=== INPUT MATERIAL ===

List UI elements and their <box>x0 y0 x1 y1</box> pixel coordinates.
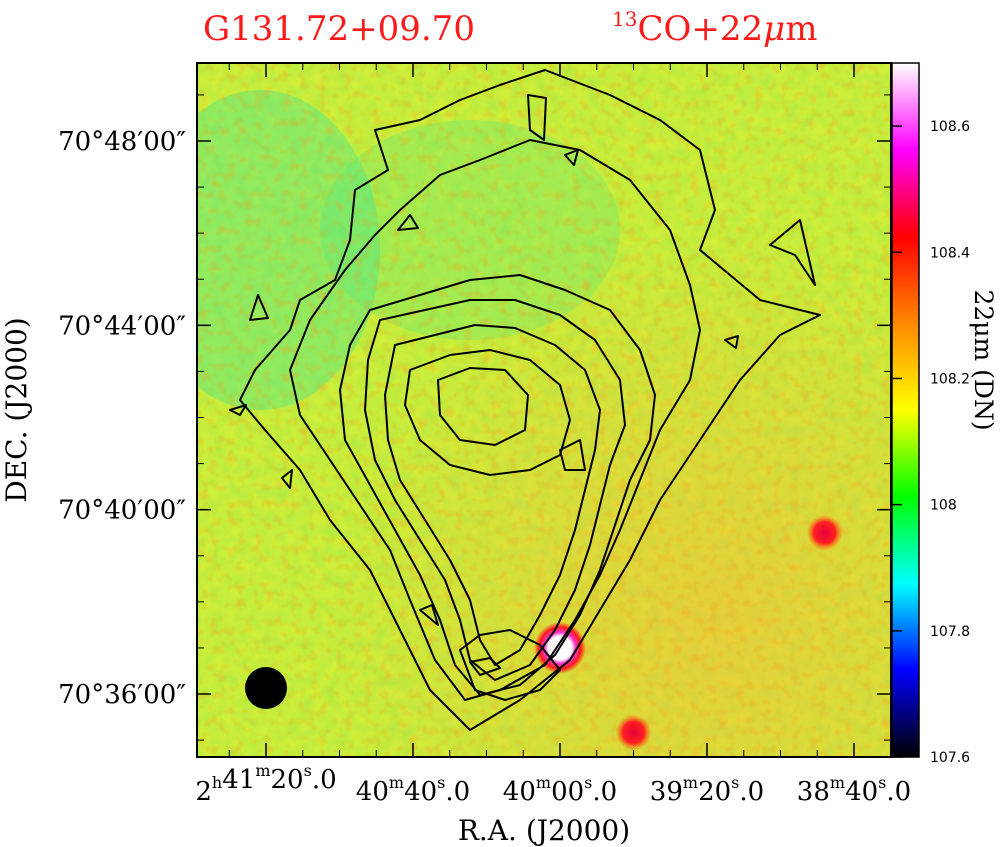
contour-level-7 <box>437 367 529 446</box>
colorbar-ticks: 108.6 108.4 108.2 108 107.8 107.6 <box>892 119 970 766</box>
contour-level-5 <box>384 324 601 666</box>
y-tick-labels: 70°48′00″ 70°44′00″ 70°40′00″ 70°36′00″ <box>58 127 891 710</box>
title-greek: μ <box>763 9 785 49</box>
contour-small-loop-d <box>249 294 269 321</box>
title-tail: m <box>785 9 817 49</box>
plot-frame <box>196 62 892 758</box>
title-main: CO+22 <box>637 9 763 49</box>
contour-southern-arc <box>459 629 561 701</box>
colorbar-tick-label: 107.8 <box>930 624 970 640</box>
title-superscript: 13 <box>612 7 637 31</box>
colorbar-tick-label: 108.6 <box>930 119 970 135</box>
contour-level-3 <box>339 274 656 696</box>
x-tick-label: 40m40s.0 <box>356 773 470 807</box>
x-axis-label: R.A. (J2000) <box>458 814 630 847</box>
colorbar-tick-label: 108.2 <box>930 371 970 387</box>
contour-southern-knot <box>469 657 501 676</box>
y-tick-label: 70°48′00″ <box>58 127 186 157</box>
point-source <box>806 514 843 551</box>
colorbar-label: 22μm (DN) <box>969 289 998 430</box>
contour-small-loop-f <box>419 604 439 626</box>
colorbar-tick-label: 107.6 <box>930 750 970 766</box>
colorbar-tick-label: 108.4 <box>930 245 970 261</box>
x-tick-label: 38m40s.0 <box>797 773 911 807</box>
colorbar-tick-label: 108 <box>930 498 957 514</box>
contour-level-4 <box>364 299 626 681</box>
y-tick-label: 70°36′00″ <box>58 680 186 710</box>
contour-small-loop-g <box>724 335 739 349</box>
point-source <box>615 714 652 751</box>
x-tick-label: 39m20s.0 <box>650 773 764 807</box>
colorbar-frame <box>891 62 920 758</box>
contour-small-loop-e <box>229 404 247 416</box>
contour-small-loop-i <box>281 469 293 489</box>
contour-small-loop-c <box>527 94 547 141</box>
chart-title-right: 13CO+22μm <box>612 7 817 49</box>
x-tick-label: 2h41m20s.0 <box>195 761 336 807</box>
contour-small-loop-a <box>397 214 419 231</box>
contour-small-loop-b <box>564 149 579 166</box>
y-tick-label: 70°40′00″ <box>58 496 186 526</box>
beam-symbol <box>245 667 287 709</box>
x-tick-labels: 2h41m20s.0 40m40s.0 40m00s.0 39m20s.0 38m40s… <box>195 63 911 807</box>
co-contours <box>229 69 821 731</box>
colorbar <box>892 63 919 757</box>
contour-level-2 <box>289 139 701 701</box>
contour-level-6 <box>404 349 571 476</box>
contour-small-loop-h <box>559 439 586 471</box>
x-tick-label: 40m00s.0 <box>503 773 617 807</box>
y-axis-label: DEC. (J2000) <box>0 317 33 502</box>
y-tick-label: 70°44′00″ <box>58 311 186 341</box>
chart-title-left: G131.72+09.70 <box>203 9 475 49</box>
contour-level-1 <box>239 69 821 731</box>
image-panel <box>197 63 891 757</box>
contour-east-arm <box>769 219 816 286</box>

===

> [EXERCISE REQUIREMENTS]:
Substitute "compact-source" for "point-source" in the records, starting at the line that contains "contour-level-7 <box>437 367 529 446</box>" and ending after the line that contains "contour-small-loop-a <box>397 214". Give only those lines, with nothing else changed.

> [WRITTEN SOLUTION]:
contour-level-7 <box>437 367 529 446</box>
colorbar-ticks: 108.6 108.4 108.2 108 107.8 107.6 <box>892 119 970 766</box>
contour-level-5 <box>384 324 601 666</box>
y-tick-labels: 70°48′00″ 70°44′00″ 70°40′00″ 70°36′00″ <box>58 127 891 710</box>
title-greek: μ <box>763 9 785 49</box>
contour-small-loop-d <box>249 294 269 321</box>
title-tail: m <box>785 9 817 49</box>
plot-frame <box>196 62 892 758</box>
title-main: CO+22 <box>637 9 763 49</box>
contour-southern-arc <box>459 629 561 701</box>
colorbar-tick-label: 107.8 <box>930 624 970 640</box>
title-superscript: 13 <box>612 7 637 31</box>
colorbar-tick-label: 108.6 <box>930 119 970 135</box>
contour-level-3 <box>339 274 656 696</box>
x-tick-label: 40m40s.0 <box>356 773 470 807</box>
x-axis-label: R.A. (J2000) <box>458 814 630 847</box>
colorbar-tick-label: 108.2 <box>930 371 970 387</box>
contour-southern-knot <box>469 657 501 676</box>
y-tick-label: 70°48′00″ <box>58 127 186 157</box>
compact-source <box>806 514 843 551</box>
colorbar-label: 22μm (DN) <box>969 289 998 430</box>
contour-small-loop-f <box>419 604 439 626</box>
colorbar-tick-label: 107.6 <box>930 750 970 766</box>
colorbar-tick-label: 108.4 <box>930 245 970 261</box>
x-tick-label: 38m40s.0 <box>797 773 911 807</box>
colorbar-tick-label: 108 <box>930 498 957 514</box>
contour-level-4 <box>364 299 626 681</box>
y-tick-label: 70°36′00″ <box>58 680 186 710</box>
contour-small-loop-g <box>724 335 739 349</box>
compact-source <box>615 714 652 751</box>
x-tick-label: 39m20s.0 <box>650 773 764 807</box>
colorbar-frame <box>891 62 920 758</box>
contour-small-loop-e <box>229 404 247 416</box>
contour-small-loop-i <box>281 469 293 489</box>
contour-small-loop-c <box>527 94 547 141</box>
chart-title-right: 13CO+22μm <box>612 7 817 49</box>
x-tick-label: 2h41m20s.0 <box>195 761 336 807</box>
contour-small-loop-a <box>397 214 419 231</box>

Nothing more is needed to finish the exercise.